**INSTRUCTIONS FOR THE TASK**
Go through the material below and report how many lines contain "this". Give only the number.

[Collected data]
━━━━━━━━━━

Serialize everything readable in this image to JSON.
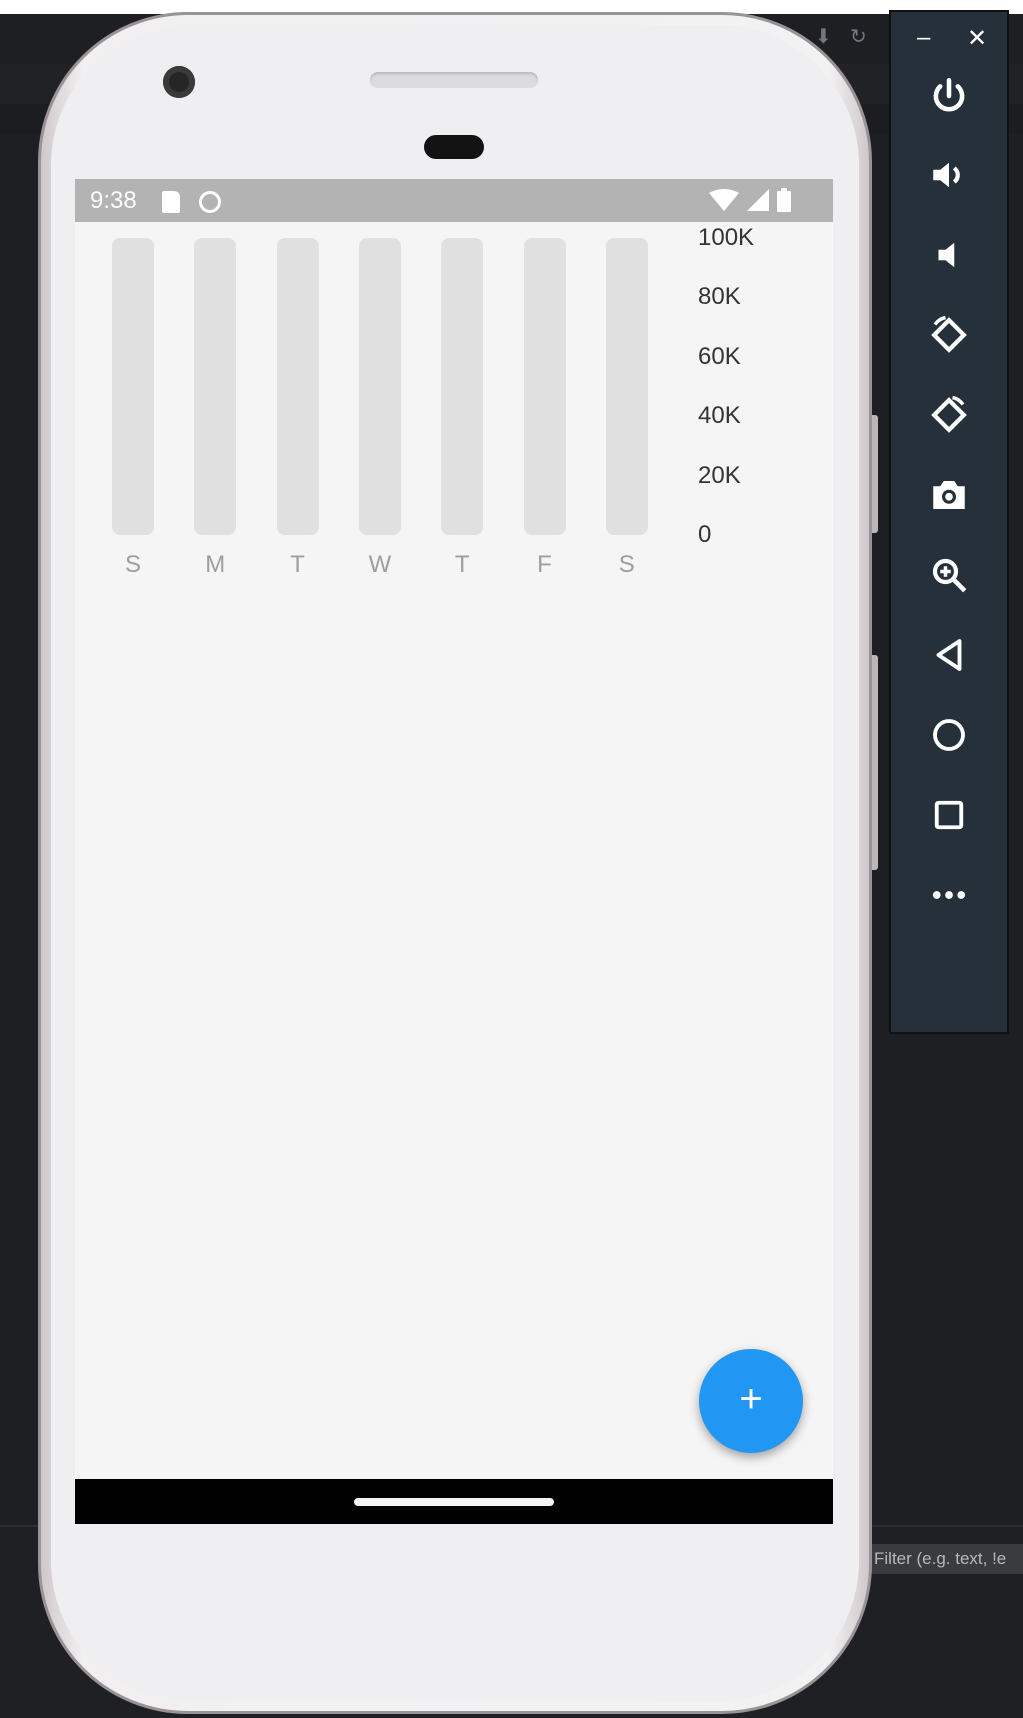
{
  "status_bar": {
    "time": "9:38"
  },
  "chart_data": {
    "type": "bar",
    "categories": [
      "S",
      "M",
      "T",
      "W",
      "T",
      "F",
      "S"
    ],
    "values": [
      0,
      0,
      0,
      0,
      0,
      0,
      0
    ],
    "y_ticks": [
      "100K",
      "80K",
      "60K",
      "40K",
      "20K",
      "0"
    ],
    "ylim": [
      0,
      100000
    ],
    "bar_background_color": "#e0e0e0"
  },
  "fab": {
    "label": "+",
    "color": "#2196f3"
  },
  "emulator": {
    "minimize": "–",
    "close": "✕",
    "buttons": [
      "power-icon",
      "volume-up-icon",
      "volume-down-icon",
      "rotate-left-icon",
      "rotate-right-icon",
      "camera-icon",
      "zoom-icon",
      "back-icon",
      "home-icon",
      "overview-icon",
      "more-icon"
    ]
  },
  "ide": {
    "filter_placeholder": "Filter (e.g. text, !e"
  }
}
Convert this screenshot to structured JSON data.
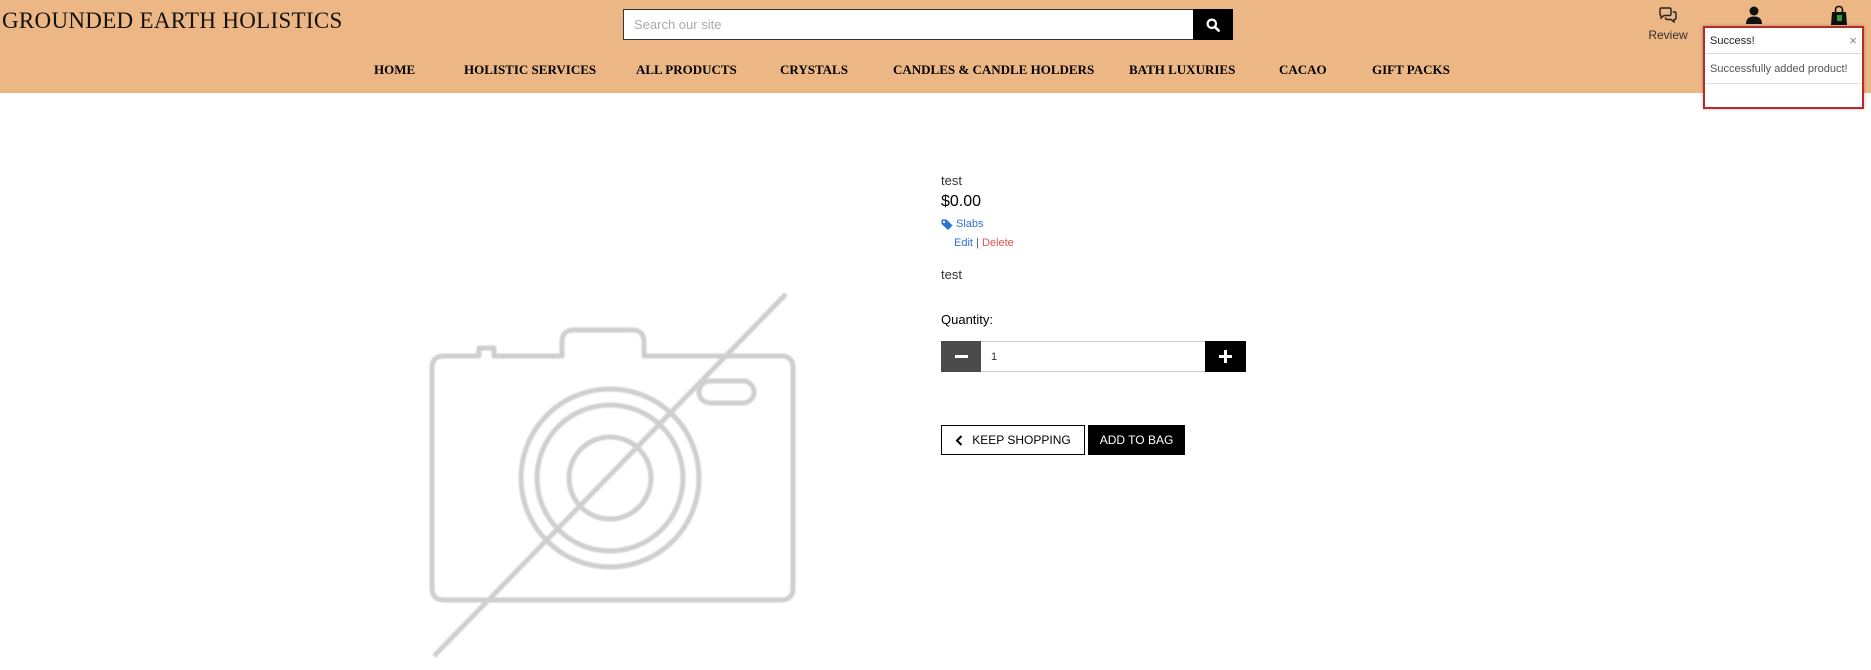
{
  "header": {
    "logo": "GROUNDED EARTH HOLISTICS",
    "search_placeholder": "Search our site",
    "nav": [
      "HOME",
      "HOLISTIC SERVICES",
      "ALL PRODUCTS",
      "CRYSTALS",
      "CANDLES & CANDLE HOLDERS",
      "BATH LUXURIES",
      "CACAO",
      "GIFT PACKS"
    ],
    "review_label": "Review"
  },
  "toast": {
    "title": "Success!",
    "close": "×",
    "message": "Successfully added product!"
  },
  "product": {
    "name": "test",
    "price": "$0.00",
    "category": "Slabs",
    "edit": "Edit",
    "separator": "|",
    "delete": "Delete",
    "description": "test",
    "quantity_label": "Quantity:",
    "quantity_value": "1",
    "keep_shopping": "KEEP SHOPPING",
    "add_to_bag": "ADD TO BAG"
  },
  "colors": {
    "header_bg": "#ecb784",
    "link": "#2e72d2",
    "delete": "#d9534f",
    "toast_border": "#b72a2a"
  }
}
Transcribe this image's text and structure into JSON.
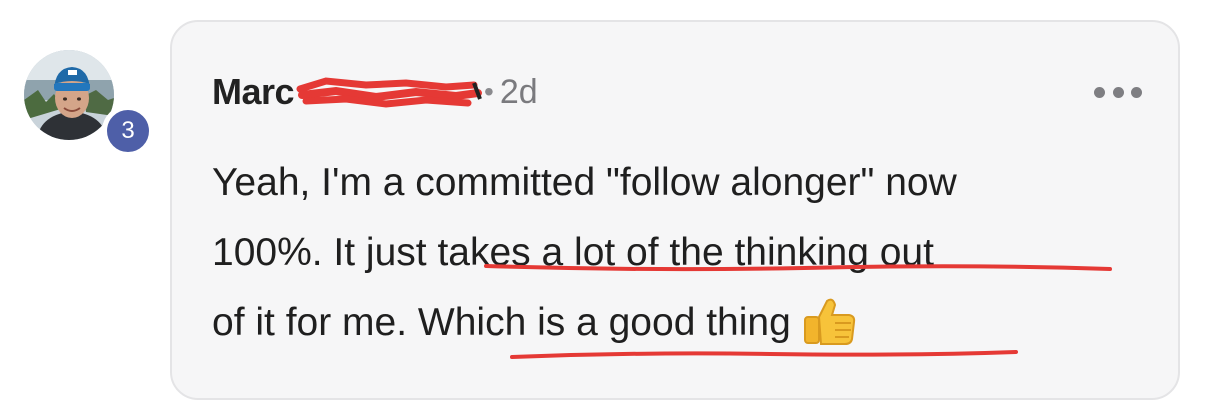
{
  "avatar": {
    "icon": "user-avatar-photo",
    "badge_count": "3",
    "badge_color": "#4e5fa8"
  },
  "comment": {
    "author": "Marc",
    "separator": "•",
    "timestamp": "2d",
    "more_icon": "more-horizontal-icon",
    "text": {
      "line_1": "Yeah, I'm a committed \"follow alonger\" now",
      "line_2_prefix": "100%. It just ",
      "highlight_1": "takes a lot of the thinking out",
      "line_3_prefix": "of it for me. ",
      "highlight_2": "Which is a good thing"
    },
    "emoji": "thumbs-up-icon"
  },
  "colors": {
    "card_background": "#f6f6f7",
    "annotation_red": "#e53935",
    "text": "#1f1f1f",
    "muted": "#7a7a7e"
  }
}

━━━━━━━━━━

**SOLVED PROBLEM**
3